**Task description:** Each record needs to be echoed exactly; can you do that?

-=-=-

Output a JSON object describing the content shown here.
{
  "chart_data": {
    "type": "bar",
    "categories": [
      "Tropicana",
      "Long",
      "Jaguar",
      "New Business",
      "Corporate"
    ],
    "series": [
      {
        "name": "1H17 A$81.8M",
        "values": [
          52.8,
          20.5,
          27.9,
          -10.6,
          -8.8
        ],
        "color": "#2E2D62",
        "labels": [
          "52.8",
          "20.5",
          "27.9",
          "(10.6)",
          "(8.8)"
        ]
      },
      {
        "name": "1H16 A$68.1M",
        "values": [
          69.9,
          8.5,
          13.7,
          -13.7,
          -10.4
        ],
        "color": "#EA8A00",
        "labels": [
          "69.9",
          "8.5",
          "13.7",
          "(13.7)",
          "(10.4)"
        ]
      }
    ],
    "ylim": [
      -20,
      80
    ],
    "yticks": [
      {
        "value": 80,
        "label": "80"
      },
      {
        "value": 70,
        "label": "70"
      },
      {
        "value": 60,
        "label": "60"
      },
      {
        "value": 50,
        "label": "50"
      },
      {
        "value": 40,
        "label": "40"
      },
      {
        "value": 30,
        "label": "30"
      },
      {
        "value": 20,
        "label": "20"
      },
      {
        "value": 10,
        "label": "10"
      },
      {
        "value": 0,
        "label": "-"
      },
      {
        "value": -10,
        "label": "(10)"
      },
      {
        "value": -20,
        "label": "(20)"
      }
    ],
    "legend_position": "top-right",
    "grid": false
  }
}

-=-=-

**Written solution:**
Output a JSON object describing the content shown here.
{
  "chart_data": {
    "type": "bar",
    "categories": [
      "Tropicana",
      "Long",
      "Jaguar",
      "New Business",
      "Corporate"
    ],
    "series": [
      {
        "name": "1H17 A$81.8M",
        "values": [
          52.8,
          20.5,
          27.9,
          -10.6,
          -8.8
        ],
        "color": "#2E2D62",
        "labels": [
          "52.8",
          "20.5",
          "27.9",
          "(10.6)",
          "(8.8)"
        ]
      },
      {
        "name": "1H16 A$68.1M",
        "values": [
          69.9,
          8.5,
          13.7,
          -13.7,
          -10.4
        ],
        "color": "#EA8A00",
        "labels": [
          "69.9",
          "8.5",
          "13.7",
          "(13.7)",
          "(10.4)"
        ]
      }
    ],
    "ylim": [
      -20,
      80
    ],
    "yticks": [
      {
        "value": 80,
        "label": "80"
      },
      {
        "value": 70,
        "label": "70"
      },
      {
        "value": 60,
        "label": "60"
      },
      {
        "value": 50,
        "label": "50"
      },
      {
        "value": 40,
        "label": "40"
      },
      {
        "value": 30,
        "label": "30"
      },
      {
        "value": 20,
        "label": "20"
      },
      {
        "value": 10,
        "label": "10"
      },
      {
        "value": 0,
        "label": "-"
      },
      {
        "value": -10,
        "label": "(10)"
      },
      {
        "value": -20,
        "label": "(20)"
      }
    ],
    "legend_position": "top-right",
    "grid": false
  }
}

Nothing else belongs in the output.